GIVEN INSTRUCTION
Can you duplicate every line of the records below, character for character, with nothing changed or left out?

Stored items from a collection
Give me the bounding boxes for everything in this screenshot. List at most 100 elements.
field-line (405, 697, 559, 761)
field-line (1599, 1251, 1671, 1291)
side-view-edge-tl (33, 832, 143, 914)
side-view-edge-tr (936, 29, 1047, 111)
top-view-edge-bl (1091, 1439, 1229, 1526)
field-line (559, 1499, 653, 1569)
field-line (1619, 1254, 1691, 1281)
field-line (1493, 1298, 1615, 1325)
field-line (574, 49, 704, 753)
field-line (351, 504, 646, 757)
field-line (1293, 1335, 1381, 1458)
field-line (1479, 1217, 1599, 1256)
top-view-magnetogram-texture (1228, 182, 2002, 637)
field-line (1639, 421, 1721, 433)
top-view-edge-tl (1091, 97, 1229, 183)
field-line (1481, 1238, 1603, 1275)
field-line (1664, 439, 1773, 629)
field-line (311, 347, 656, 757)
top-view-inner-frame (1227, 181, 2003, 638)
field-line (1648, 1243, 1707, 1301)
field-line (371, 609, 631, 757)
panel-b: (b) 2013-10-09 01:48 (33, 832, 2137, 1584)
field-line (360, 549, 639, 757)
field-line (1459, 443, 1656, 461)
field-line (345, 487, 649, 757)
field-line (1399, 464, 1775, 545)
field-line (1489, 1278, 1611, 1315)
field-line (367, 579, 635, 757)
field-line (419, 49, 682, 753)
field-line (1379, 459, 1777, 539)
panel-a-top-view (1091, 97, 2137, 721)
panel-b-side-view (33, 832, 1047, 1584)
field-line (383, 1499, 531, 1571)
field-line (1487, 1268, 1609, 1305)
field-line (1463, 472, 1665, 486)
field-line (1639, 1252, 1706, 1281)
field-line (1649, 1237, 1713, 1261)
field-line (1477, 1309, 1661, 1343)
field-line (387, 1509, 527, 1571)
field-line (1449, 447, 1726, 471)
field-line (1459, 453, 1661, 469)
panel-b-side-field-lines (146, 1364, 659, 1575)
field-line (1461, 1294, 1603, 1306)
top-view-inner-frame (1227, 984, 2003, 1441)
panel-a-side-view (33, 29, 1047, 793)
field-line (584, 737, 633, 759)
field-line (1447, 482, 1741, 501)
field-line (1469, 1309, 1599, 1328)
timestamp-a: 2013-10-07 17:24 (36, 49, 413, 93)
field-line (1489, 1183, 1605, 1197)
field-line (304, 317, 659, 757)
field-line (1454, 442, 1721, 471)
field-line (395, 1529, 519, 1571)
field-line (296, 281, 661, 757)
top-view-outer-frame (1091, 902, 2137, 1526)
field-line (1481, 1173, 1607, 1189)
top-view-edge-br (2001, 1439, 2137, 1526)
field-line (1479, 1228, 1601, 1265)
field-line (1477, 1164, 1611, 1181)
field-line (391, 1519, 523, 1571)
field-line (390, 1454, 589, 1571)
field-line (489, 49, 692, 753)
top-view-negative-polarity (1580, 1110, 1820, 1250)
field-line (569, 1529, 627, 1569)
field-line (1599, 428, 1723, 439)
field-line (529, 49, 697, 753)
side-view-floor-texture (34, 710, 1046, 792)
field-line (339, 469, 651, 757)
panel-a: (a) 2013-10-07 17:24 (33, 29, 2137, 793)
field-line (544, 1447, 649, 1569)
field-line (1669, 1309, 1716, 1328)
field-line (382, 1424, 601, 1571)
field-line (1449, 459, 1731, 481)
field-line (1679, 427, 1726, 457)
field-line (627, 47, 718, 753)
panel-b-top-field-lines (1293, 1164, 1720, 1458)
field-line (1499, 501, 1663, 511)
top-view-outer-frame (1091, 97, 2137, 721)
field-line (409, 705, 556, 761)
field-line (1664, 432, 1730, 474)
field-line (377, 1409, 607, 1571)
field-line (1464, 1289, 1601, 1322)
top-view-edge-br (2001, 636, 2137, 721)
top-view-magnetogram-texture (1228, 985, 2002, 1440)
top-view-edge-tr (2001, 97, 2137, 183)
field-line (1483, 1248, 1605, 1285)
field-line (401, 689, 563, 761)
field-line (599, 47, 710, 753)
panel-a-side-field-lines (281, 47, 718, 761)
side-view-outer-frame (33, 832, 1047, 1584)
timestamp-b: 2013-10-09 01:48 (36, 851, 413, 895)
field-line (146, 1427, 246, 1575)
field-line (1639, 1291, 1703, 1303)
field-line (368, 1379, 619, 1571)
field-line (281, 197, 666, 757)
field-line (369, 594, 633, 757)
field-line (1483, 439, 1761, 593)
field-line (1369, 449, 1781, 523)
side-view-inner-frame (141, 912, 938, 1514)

RESPONSE TO THIS EXERCISE
Give me the bounding boxes for everything in this screenshot. List at most 100 elements.
field-line (405, 697, 559, 761)
field-line (1599, 1251, 1671, 1291)
side-view-edge-tl (33, 832, 143, 914)
side-view-edge-tr (936, 29, 1047, 111)
top-view-edge-bl (1091, 1439, 1229, 1526)
field-line (559, 1499, 653, 1569)
field-line (1619, 1254, 1691, 1281)
field-line (1493, 1298, 1615, 1325)
field-line (574, 49, 704, 753)
field-line (351, 504, 646, 757)
field-line (1293, 1335, 1381, 1458)
field-line (1479, 1217, 1599, 1256)
top-view-magnetogram-texture (1228, 182, 2002, 637)
field-line (1639, 421, 1721, 433)
top-view-edge-tl (1091, 97, 1229, 183)
field-line (1481, 1238, 1603, 1275)
field-line (1664, 439, 1773, 629)
field-line (311, 347, 656, 757)
top-view-inner-frame (1227, 181, 2003, 638)
field-line (1648, 1243, 1707, 1301)
field-line (371, 609, 631, 757)
panel-b: (b) 2013-10-09 01:48 (33, 832, 2137, 1584)
field-line (360, 549, 639, 757)
field-line (1459, 443, 1656, 461)
field-line (345, 487, 649, 757)
field-line (1399, 464, 1775, 545)
field-line (1489, 1278, 1611, 1315)
field-line (367, 579, 635, 757)
field-line (419, 49, 682, 753)
field-line (1379, 459, 1777, 539)
panel-a-top-view (1091, 97, 2137, 721)
panel-b-side-view (33, 832, 1047, 1584)
field-line (383, 1499, 531, 1571)
field-line (1487, 1268, 1609, 1305)
field-line (1463, 472, 1665, 486)
field-line (1639, 1252, 1706, 1281)
field-line (1649, 1237, 1713, 1261)
field-line (1477, 1309, 1661, 1343)
field-line (387, 1509, 527, 1571)
field-line (1449, 447, 1726, 471)
field-line (1459, 453, 1661, 469)
panel-b-side-field-lines (146, 1364, 659, 1575)
field-line (1461, 1294, 1603, 1306)
top-view-inner-frame (1227, 984, 2003, 1441)
panel-a-side-view (33, 29, 1047, 793)
field-line (584, 737, 633, 759)
field-line (1447, 482, 1741, 501)
field-line (1469, 1309, 1599, 1328)
timestamp-a: 2013-10-07 17:24 (36, 49, 413, 93)
field-line (1489, 1183, 1605, 1197)
field-line (304, 317, 659, 757)
field-line (1454, 442, 1721, 471)
field-line (395, 1529, 519, 1571)
field-line (296, 281, 661, 757)
top-view-outer-frame (1091, 902, 2137, 1526)
field-line (1481, 1173, 1607, 1189)
top-view-edge-br (2001, 1439, 2137, 1526)
field-line (1479, 1228, 1601, 1265)
field-line (1477, 1164, 1611, 1181)
field-line (391, 1519, 523, 1571)
field-line (390, 1454, 589, 1571)
field-line (489, 49, 692, 753)
top-view-negative-polarity (1580, 1110, 1820, 1250)
field-line (569, 1529, 627, 1569)
field-line (1599, 428, 1723, 439)
field-line (529, 49, 697, 753)
side-view-floor-texture (34, 710, 1046, 792)
field-line (339, 469, 651, 757)
panel-a: (a) 2013-10-07 17:24 (33, 29, 2137, 793)
field-line (544, 1447, 649, 1569)
field-line (1669, 1309, 1716, 1328)
field-line (382, 1424, 601, 1571)
field-line (1449, 459, 1731, 481)
field-line (1679, 427, 1726, 457)
field-line (627, 47, 718, 753)
panel-b-top-field-lines (1293, 1164, 1720, 1458)
field-line (1499, 501, 1663, 511)
top-view-outer-frame (1091, 97, 2137, 721)
field-line (409, 705, 556, 761)
field-line (1664, 432, 1730, 474)
field-line (377, 1409, 607, 1571)
field-line (1464, 1289, 1601, 1322)
top-view-edge-br (2001, 636, 2137, 721)
top-view-magnetogram-texture (1228, 985, 2002, 1440)
top-view-edge-tr (2001, 97, 2137, 183)
field-line (1483, 1248, 1605, 1285)
field-line (401, 689, 563, 761)
field-line (599, 47, 710, 753)
panel-a-side-field-lines (281, 47, 718, 761)
side-view-outer-frame (33, 832, 1047, 1584)
timestamp-b: 2013-10-09 01:48 (36, 851, 413, 895)
field-line (146, 1427, 246, 1575)
field-line (1639, 1291, 1703, 1303)
field-line (368, 1379, 619, 1571)
field-line (281, 197, 666, 757)
field-line (369, 594, 633, 757)
field-line (1483, 439, 1761, 593)
field-line (1369, 449, 1781, 523)
side-view-inner-frame (141, 912, 938, 1514)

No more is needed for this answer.